>> BEGIN Items
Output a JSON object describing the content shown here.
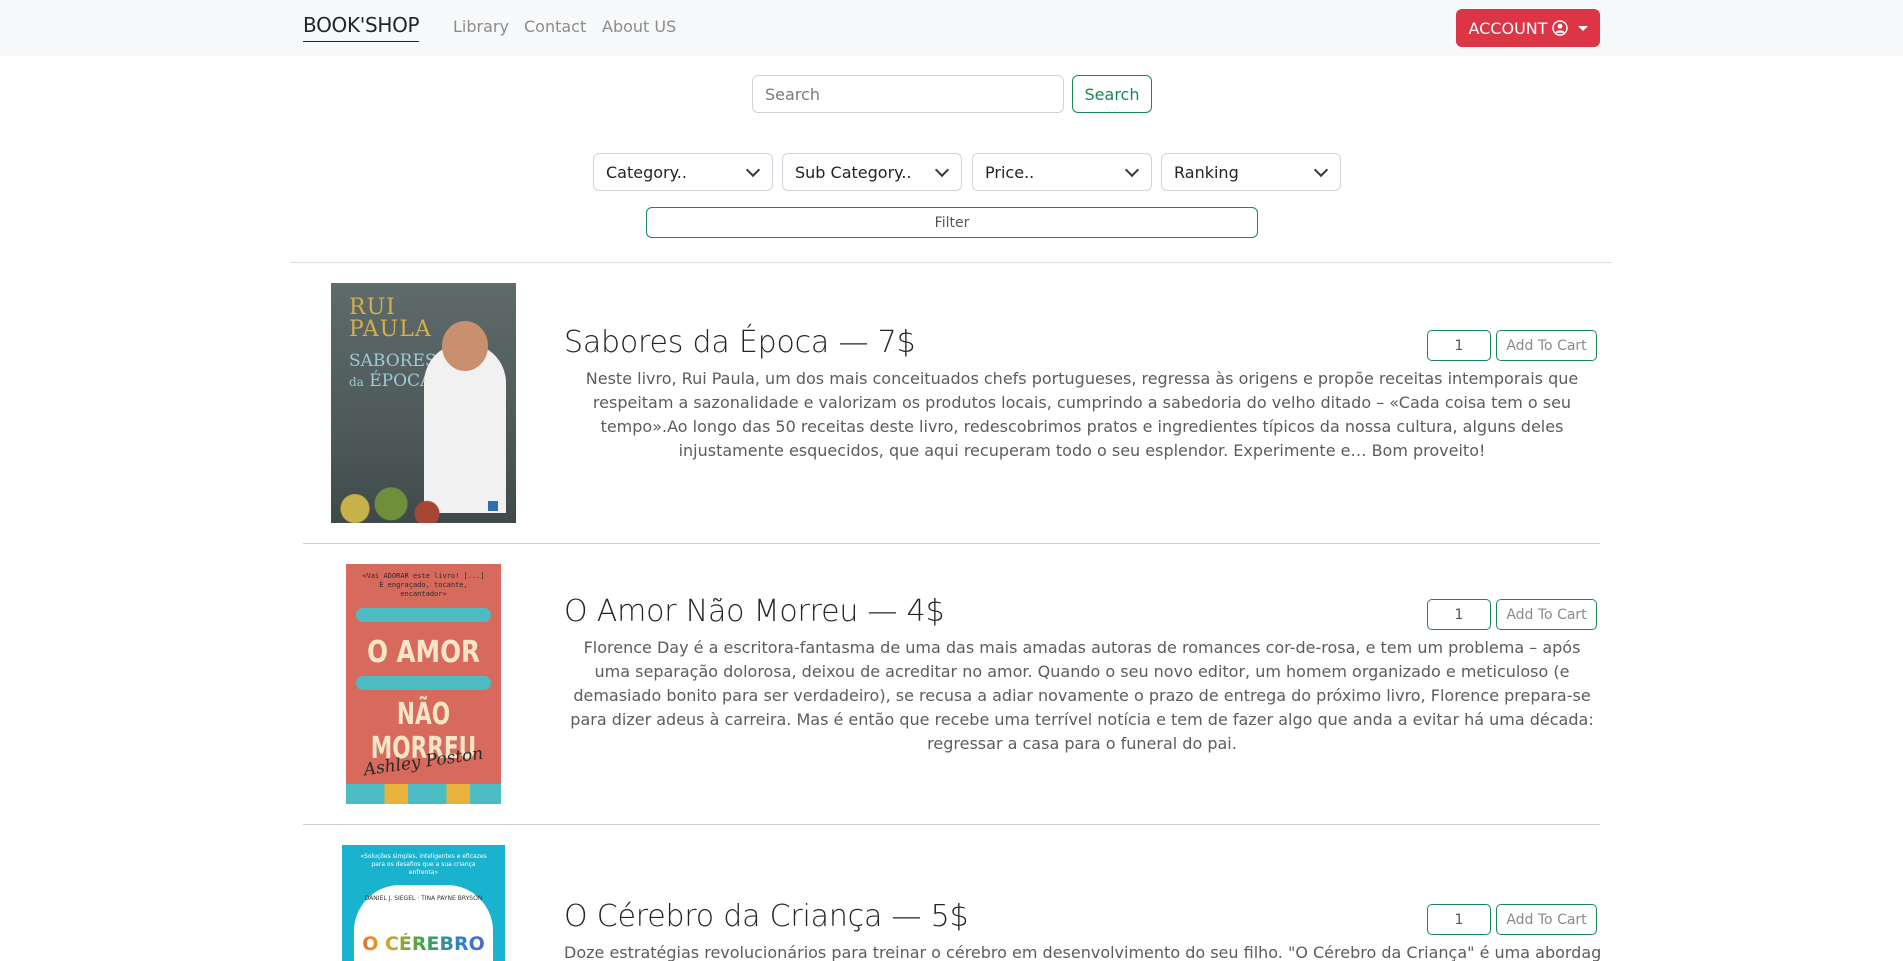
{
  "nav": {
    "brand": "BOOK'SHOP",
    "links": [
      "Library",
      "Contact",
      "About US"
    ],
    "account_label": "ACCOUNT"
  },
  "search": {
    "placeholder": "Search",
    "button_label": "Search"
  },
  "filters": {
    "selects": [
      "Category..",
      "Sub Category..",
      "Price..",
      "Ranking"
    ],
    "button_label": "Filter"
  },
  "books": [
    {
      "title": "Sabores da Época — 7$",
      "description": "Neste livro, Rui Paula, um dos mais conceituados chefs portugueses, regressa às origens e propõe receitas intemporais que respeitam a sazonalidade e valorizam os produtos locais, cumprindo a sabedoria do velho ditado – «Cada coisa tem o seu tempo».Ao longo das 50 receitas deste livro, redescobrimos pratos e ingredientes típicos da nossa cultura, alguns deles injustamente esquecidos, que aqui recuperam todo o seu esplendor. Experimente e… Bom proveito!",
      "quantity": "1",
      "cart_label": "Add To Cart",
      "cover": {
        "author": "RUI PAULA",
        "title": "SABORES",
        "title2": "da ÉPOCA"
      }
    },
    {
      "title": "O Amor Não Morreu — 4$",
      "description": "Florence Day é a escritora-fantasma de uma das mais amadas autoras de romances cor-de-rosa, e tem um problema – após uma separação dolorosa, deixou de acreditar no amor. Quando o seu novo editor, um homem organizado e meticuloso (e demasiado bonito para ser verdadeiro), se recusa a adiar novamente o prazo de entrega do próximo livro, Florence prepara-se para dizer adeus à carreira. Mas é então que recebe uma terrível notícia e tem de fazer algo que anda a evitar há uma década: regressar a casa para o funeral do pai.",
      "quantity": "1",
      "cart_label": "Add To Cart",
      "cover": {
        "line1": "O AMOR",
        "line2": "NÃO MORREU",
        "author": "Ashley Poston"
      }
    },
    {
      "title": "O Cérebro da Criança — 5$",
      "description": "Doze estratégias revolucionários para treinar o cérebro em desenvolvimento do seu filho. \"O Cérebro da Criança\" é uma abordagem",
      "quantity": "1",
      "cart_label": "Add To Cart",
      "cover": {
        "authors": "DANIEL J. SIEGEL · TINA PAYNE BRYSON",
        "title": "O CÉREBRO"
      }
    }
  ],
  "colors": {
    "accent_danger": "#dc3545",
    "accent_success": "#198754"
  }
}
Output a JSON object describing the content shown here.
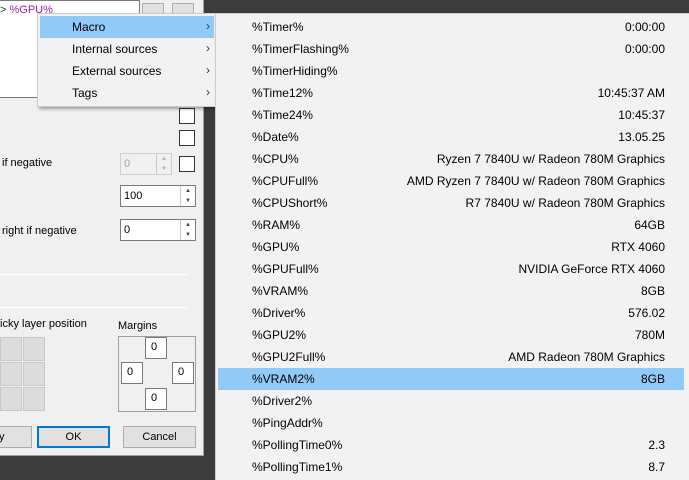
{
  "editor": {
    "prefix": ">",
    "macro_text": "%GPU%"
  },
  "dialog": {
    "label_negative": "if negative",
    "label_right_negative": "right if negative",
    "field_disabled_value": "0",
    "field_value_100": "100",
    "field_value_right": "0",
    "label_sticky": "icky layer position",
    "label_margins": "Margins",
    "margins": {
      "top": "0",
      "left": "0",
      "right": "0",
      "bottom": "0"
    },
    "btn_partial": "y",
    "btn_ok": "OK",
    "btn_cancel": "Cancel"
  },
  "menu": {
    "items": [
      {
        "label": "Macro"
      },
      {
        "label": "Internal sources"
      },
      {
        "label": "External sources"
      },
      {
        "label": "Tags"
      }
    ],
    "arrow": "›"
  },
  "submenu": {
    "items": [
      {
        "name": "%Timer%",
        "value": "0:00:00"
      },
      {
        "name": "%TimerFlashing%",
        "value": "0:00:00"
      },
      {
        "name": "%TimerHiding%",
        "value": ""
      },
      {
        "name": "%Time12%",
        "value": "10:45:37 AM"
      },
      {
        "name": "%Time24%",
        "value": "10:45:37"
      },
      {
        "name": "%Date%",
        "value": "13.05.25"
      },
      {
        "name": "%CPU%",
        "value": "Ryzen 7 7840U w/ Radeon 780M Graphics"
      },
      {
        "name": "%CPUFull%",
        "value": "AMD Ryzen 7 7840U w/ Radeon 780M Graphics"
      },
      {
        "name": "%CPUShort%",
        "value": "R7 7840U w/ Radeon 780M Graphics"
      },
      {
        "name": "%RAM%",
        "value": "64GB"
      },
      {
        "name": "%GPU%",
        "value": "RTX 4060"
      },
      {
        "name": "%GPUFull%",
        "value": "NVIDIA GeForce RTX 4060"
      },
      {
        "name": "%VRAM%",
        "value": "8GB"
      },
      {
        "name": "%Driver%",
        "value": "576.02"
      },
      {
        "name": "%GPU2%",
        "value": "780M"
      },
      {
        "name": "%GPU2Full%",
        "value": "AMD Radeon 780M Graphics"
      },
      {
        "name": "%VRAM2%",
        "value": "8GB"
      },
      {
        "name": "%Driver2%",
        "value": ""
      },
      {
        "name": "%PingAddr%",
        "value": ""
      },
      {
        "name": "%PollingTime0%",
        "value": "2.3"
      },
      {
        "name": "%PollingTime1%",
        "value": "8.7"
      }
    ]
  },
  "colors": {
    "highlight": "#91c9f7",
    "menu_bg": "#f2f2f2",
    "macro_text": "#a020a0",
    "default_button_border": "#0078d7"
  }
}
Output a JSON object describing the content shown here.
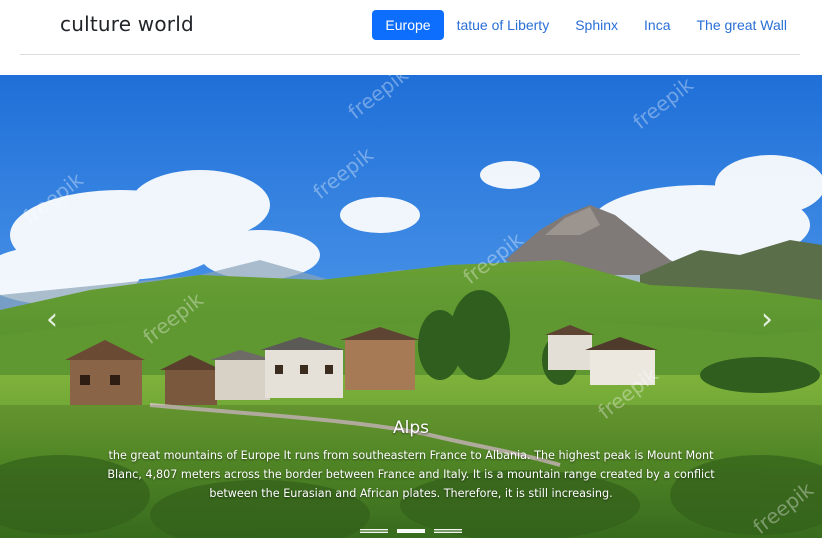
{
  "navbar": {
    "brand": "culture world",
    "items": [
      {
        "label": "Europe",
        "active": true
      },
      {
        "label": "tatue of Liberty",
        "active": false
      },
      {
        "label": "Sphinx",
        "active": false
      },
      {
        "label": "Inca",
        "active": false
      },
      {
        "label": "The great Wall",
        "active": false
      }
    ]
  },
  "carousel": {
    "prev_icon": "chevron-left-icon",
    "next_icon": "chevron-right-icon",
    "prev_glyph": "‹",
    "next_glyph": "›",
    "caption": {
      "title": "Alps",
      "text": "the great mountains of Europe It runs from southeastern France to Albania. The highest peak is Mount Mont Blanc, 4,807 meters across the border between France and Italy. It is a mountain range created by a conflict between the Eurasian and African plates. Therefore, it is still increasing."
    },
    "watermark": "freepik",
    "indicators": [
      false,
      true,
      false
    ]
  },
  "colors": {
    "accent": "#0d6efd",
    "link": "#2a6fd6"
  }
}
>> END Items
From the data above, pick out each line containing "icon" and copy it.

    "prev_icon": "chevron-left-icon",
    "next_icon": "chevron-right-icon",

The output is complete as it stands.